→ TASK TO CARRY OUT
From the listing below, pull out all lines with "frac" in them.

→ MATERIAL FOR THE TASK
◆ ◆ ◆ ◆ ◆ ◆ ◆
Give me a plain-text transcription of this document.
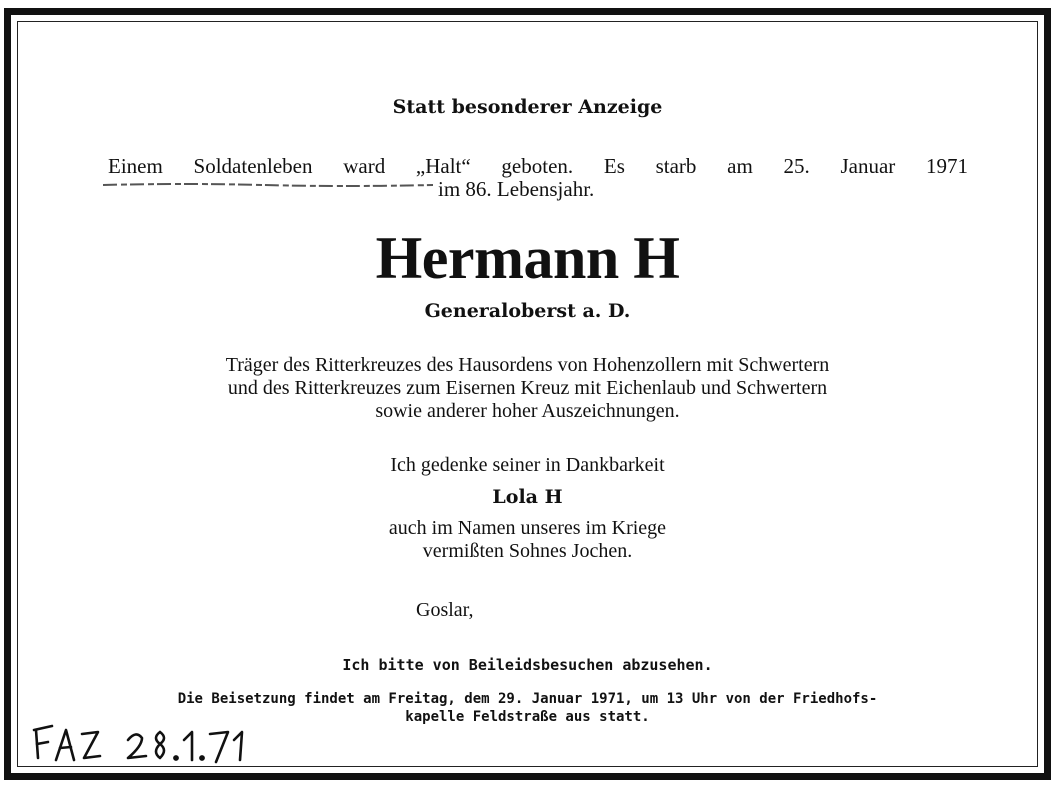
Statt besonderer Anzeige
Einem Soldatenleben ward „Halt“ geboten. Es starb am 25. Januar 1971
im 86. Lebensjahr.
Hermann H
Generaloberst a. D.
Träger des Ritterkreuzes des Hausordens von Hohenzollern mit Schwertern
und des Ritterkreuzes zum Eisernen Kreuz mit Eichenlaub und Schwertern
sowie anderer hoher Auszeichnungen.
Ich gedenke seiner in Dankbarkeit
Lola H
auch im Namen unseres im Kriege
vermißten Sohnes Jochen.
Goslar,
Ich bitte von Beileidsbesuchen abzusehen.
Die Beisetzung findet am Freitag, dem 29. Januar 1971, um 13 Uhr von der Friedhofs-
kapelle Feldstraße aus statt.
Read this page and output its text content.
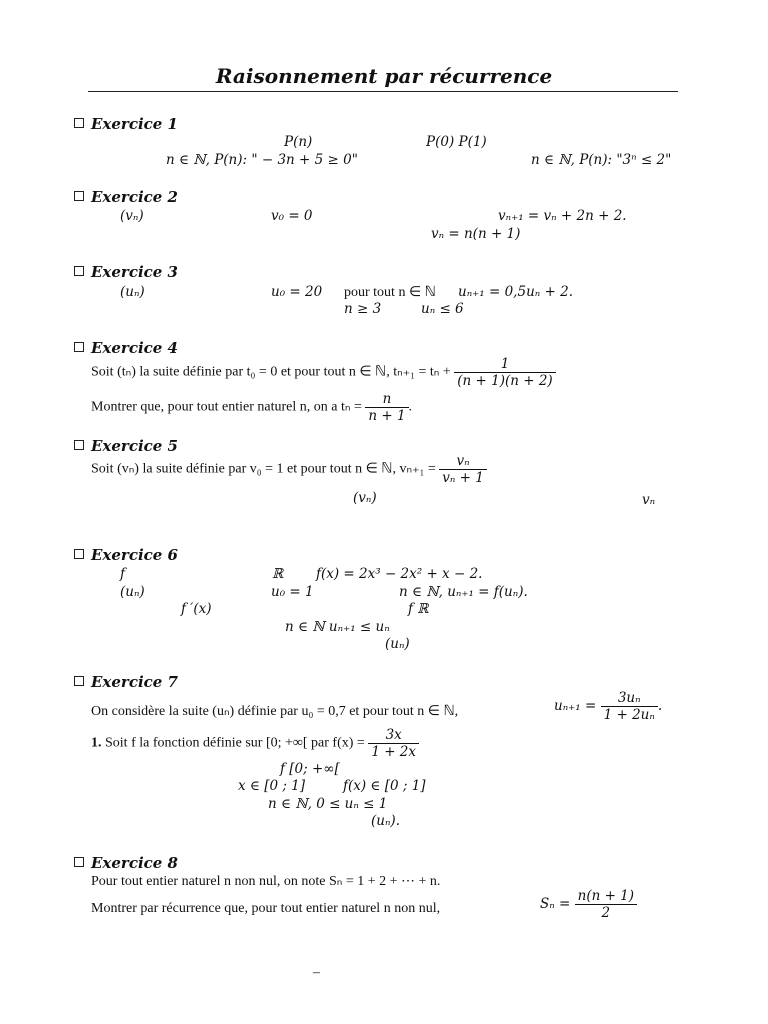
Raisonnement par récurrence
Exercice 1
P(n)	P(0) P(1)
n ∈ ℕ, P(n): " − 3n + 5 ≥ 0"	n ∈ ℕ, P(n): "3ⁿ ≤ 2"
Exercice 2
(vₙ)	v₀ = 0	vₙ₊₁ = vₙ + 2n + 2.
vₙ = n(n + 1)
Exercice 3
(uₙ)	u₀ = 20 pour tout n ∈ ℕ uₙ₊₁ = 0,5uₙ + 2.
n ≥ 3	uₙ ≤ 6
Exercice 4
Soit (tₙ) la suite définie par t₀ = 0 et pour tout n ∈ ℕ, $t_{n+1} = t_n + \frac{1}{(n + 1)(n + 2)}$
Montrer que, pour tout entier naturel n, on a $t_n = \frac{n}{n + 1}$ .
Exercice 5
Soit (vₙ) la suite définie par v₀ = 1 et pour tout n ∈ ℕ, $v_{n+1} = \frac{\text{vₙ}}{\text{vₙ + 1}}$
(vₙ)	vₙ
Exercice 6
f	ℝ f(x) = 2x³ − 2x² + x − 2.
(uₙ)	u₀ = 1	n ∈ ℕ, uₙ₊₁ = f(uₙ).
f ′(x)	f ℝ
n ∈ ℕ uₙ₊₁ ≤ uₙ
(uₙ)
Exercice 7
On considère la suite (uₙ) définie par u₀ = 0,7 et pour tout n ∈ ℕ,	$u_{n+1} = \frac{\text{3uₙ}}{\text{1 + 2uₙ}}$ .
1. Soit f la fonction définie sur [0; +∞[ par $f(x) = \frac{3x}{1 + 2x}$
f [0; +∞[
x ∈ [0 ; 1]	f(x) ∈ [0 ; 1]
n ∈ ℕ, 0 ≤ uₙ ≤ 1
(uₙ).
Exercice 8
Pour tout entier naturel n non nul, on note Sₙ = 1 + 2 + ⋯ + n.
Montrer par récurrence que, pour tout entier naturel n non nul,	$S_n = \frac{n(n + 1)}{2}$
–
◆ ◆ ◆ ◆ ◆ ◆ ◆
→ TASK RESULT
Soit (tₙ) la suite définie par t₀ = 0 et pour tout n ∈ ℕ, $t_{n+1} = t_n + \frac{1}{(n + 1)(n + 2)}$
Montrer que, pour tout entier naturel n, on a $t_n = \frac{n}{n + 1}$ .
Soit (vₙ) la suite définie par v₀ = 1 et pour tout n ∈ ℕ, $v_{n+1} = \frac{\text{vₙ}}{\text{vₙ + 1}}$
On considère la suite (uₙ) définie par u₀ = 0,7 et pour tout n ∈ ℕ,	$u_{n+1} = \frac{\text{3uₙ}}{\text{1 + 2uₙ}}$ .
1. Soit f la fonction définie sur [0; +∞[ par $f(x) = \frac{3x}{1 + 2x}$
Montrer par récurrence que, pour tout entier naturel n non nul,	$S_n = \frac{n(n + 1)}{2}$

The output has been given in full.